=== WHAT YOU WILL DO ===
Determine how many lines of the entries contain "Naval". Reply with that number alone.

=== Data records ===
## begin

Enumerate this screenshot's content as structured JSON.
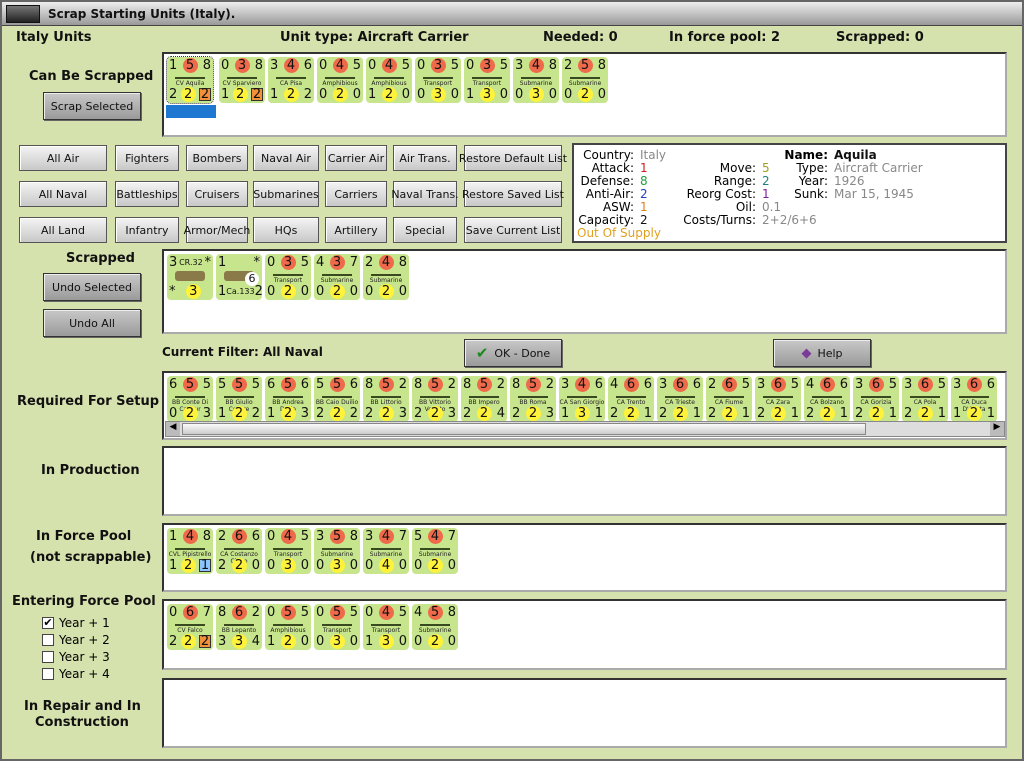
{
  "window": {
    "title": "Scrap Starting Units (Italy)."
  },
  "header": {
    "country_units": "Italy Units",
    "unit_type": "Unit type: Aircraft Carrier",
    "needed": "Needed:  0",
    "in_force_pool": "In force pool:  2",
    "scrapped": "Scrapped:  0"
  },
  "sections": {
    "can_be_scrapped": "Can Be Scrapped",
    "scrapped": "Scrapped",
    "current_filter": "Current Filter:  All Naval",
    "required": "Required For Setup",
    "production": "In Production",
    "force_pool": "In Force Pool",
    "not_scrappable": "(not scrappable)",
    "entering": "Entering Force Pool",
    "repair1": "In Repair and In",
    "repair2": "Construction"
  },
  "buttons": {
    "scrap_selected": "Scrap Selected",
    "undo_selected": "Undo Selected",
    "undo_all": "Undo All",
    "ok": "OK - Done",
    "help": "Help"
  },
  "filters": [
    [
      "All Air",
      "Fighters",
      "Bombers",
      "Naval Air",
      "Carrier Air",
      "Air Trans.",
      "Restore Default List"
    ],
    [
      "All Naval",
      "Battleships",
      "Cruisers",
      "Submarines",
      "Carriers",
      "Naval Trans.",
      "Restore Saved List"
    ],
    [
      "All Land",
      "Infantry",
      "Armor/Mech",
      "HQs",
      "Artillery",
      "Special",
      "Save Current List"
    ]
  ],
  "info": {
    "country": "Italy",
    "attack": "1",
    "defense": "8",
    "anti_air": "2",
    "asw": "1",
    "capacity": "2",
    "supply": "Out Of Supply",
    "move": "5",
    "range": "2",
    "reorg": "1",
    "oil": "0.1",
    "costs": "2+2/6+6",
    "name": "Aquila",
    "type": "Aircraft Carrier",
    "year": "1926",
    "sunk": "Mar 15, 1945",
    "labels": {
      "country": "Country:",
      "attack": "Attack:",
      "defense": "Defense:",
      "anti_air": "Anti-Air:",
      "asw": "ASW:",
      "capacity": "Capacity:",
      "move": "Move:",
      "range": "Range:",
      "reorg": "Reorg Cost:",
      "oil": "Oil:",
      "costs": "Costs/Turns:",
      "name": "Name:",
      "type": "Type:",
      "year": "Year:",
      "sunk": "Sunk:"
    }
  },
  "entering_years": [
    {
      "label": "Year + 1",
      "checked": true
    },
    {
      "label": "Year + 2",
      "checked": false
    },
    {
      "label": "Year + 3",
      "checked": false
    },
    {
      "label": "Year + 4",
      "checked": false
    }
  ],
  "colors": {
    "counter": "#c7e58c",
    "background": "#d6e2ae",
    "selection": "#1e78d2"
  },
  "units": {
    "can_be_scrapped": [
      {
        "t": [
          "1",
          "5",
          "8"
        ],
        "n": "CV Aquila",
        "b": [
          "2",
          "2",
          "2"
        ],
        "box": "o",
        "selected": true
      },
      {
        "t": [
          "0",
          "3",
          "8"
        ],
        "n": "CV Sparviero",
        "b": [
          "1",
          "2",
          "2"
        ],
        "box": "o"
      },
      {
        "t": [
          "3",
          "4",
          "6"
        ],
        "n": "CA Pisa",
        "b": [
          "1",
          "2",
          "2"
        ]
      },
      {
        "t": [
          "0",
          "4",
          "5"
        ],
        "n": "Amphibious",
        "b": [
          "0",
          "2",
          "0"
        ]
      },
      {
        "t": [
          "0",
          "4",
          "5"
        ],
        "n": "Amphibious",
        "b": [
          "1",
          "2",
          "0"
        ]
      },
      {
        "t": [
          "0",
          "3",
          "5"
        ],
        "n": "Transport",
        "b": [
          "0",
          "3",
          "0"
        ]
      },
      {
        "t": [
          "0",
          "3",
          "5"
        ],
        "n": "Transport",
        "b": [
          "1",
          "3",
          "0"
        ]
      },
      {
        "t": [
          "3",
          "4",
          "8"
        ],
        "n": "Submarine",
        "b": [
          "0",
          "3",
          "0"
        ]
      },
      {
        "t": [
          "2",
          "5",
          "8"
        ],
        "n": "Submarine",
        "b": [
          "0",
          "2",
          "0"
        ]
      }
    ],
    "scrapped": [
      {
        "t": [
          "3",
          "",
          "*"
        ],
        "n": "CR.32",
        "b": [
          "*",
          "3",
          ""
        ],
        "air": true
      },
      {
        "t": [
          "1",
          "",
          "*"
        ],
        "n": "",
        "b": [
          "1",
          "Ca.133",
          "2"
        ],
        "air": true,
        "badge": "6"
      },
      {
        "t": [
          "0",
          "3",
          "5"
        ],
        "n": "Transport",
        "b": [
          "0",
          "2",
          "0"
        ]
      },
      {
        "t": [
          "4",
          "3",
          "7"
        ],
        "n": "Submarine",
        "b": [
          "0",
          "2",
          "0"
        ]
      },
      {
        "t": [
          "2",
          "4",
          "8"
        ],
        "n": "Submarine",
        "b": [
          "0",
          "2",
          "0"
        ]
      }
    ],
    "required": [
      {
        "t": [
          "6",
          "5",
          "5"
        ],
        "n": "BB Conte Di Cavour",
        "b": [
          "0",
          "2",
          "3"
        ]
      },
      {
        "t": [
          "5",
          "5",
          "5"
        ],
        "n": "BB Giulio Cesare",
        "b": [
          "1",
          "2",
          "2"
        ]
      },
      {
        "t": [
          "6",
          "5",
          "6"
        ],
        "n": "BB Andrea Doria",
        "b": [
          "1",
          "2",
          "3"
        ]
      },
      {
        "t": [
          "5",
          "5",
          "6"
        ],
        "n": "BB Caio Duilio",
        "b": [
          "2",
          "2",
          "2"
        ]
      },
      {
        "t": [
          "8",
          "5",
          "2"
        ],
        "n": "BB Littorio",
        "b": [
          "2",
          "2",
          "3"
        ]
      },
      {
        "t": [
          "8",
          "5",
          "2"
        ],
        "n": "BB Vittorio Veneto",
        "b": [
          "2",
          "2",
          "3"
        ]
      },
      {
        "t": [
          "8",
          "5",
          "2"
        ],
        "n": "BB Impero",
        "b": [
          "2",
          "2",
          "4"
        ]
      },
      {
        "t": [
          "8",
          "5",
          "2"
        ],
        "n": "BB Roma",
        "b": [
          "2",
          "2",
          "3"
        ]
      },
      {
        "t": [
          "3",
          "4",
          "6"
        ],
        "n": "CA San Giorgio",
        "b": [
          "1",
          "3",
          "1"
        ]
      },
      {
        "t": [
          "4",
          "6",
          "6"
        ],
        "n": "CA Trento",
        "b": [
          "2",
          "2",
          "1"
        ]
      },
      {
        "t": [
          "3",
          "6",
          "6"
        ],
        "n": "CA Trieste",
        "b": [
          "2",
          "2",
          "1"
        ]
      },
      {
        "t": [
          "2",
          "6",
          "5"
        ],
        "n": "CA Fiume",
        "b": [
          "2",
          "2",
          "1"
        ]
      },
      {
        "t": [
          "3",
          "6",
          "5"
        ],
        "n": "CA Zara",
        "b": [
          "2",
          "2",
          "1"
        ]
      },
      {
        "t": [
          "4",
          "6",
          "6"
        ],
        "n": "CA Bolzano",
        "b": [
          "2",
          "2",
          "1"
        ]
      },
      {
        "t": [
          "3",
          "6",
          "5"
        ],
        "n": "CA Gorizia",
        "b": [
          "2",
          "2",
          "1"
        ]
      },
      {
        "t": [
          "3",
          "6",
          "5"
        ],
        "n": "CA Pola",
        "b": [
          "2",
          "2",
          "1"
        ]
      },
      {
        "t": [
          "3",
          "6",
          "6"
        ],
        "n": "CA Duca D'Aosta",
        "b": [
          "1",
          "2",
          "1"
        ]
      }
    ],
    "force_pool": [
      {
        "t": [
          "1",
          "4",
          "8"
        ],
        "n": "CVL Pipistrello",
        "b": [
          "1",
          "2",
          "1"
        ],
        "box": "b"
      },
      {
        "t": [
          "2",
          "6",
          "6"
        ],
        "n": "CA Costanzo Ciano",
        "b": [
          "2",
          "2",
          "0"
        ]
      },
      {
        "t": [
          "0",
          "4",
          "5"
        ],
        "n": "Transport",
        "b": [
          "0",
          "3",
          "0"
        ]
      },
      {
        "t": [
          "3",
          "5",
          "8"
        ],
        "n": "Submarine",
        "b": [
          "0",
          "3",
          "0"
        ]
      },
      {
        "t": [
          "3",
          "4",
          "7"
        ],
        "n": "Submarine",
        "b": [
          "0",
          "4",
          "0"
        ]
      },
      {
        "t": [
          "5",
          "4",
          "7"
        ],
        "n": "Submarine",
        "b": [
          "0",
          "2",
          "0"
        ]
      }
    ],
    "entering": [
      {
        "t": [
          "0",
          "6",
          "7"
        ],
        "n": "CV Falco",
        "b": [
          "2",
          "2",
          "2"
        ],
        "box": "o"
      },
      {
        "t": [
          "8",
          "6",
          "2"
        ],
        "n": "BB Lepanto",
        "b": [
          "3",
          "3",
          "4"
        ]
      },
      {
        "t": [
          "0",
          "5",
          "5"
        ],
        "n": "Amphibious",
        "b": [
          "1",
          "2",
          "0"
        ]
      },
      {
        "t": [
          "0",
          "5",
          "5"
        ],
        "n": "Transport",
        "b": [
          "0",
          "3",
          "0"
        ]
      },
      {
        "t": [
          "0",
          "4",
          "5"
        ],
        "n": "Transport",
        "b": [
          "1",
          "3",
          "0"
        ]
      },
      {
        "t": [
          "4",
          "5",
          "8"
        ],
        "n": "Submarine",
        "b": [
          "0",
          "2",
          "0"
        ]
      }
    ]
  }
}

## end

=== SOLUTION TO THIS PROBLEM ===
4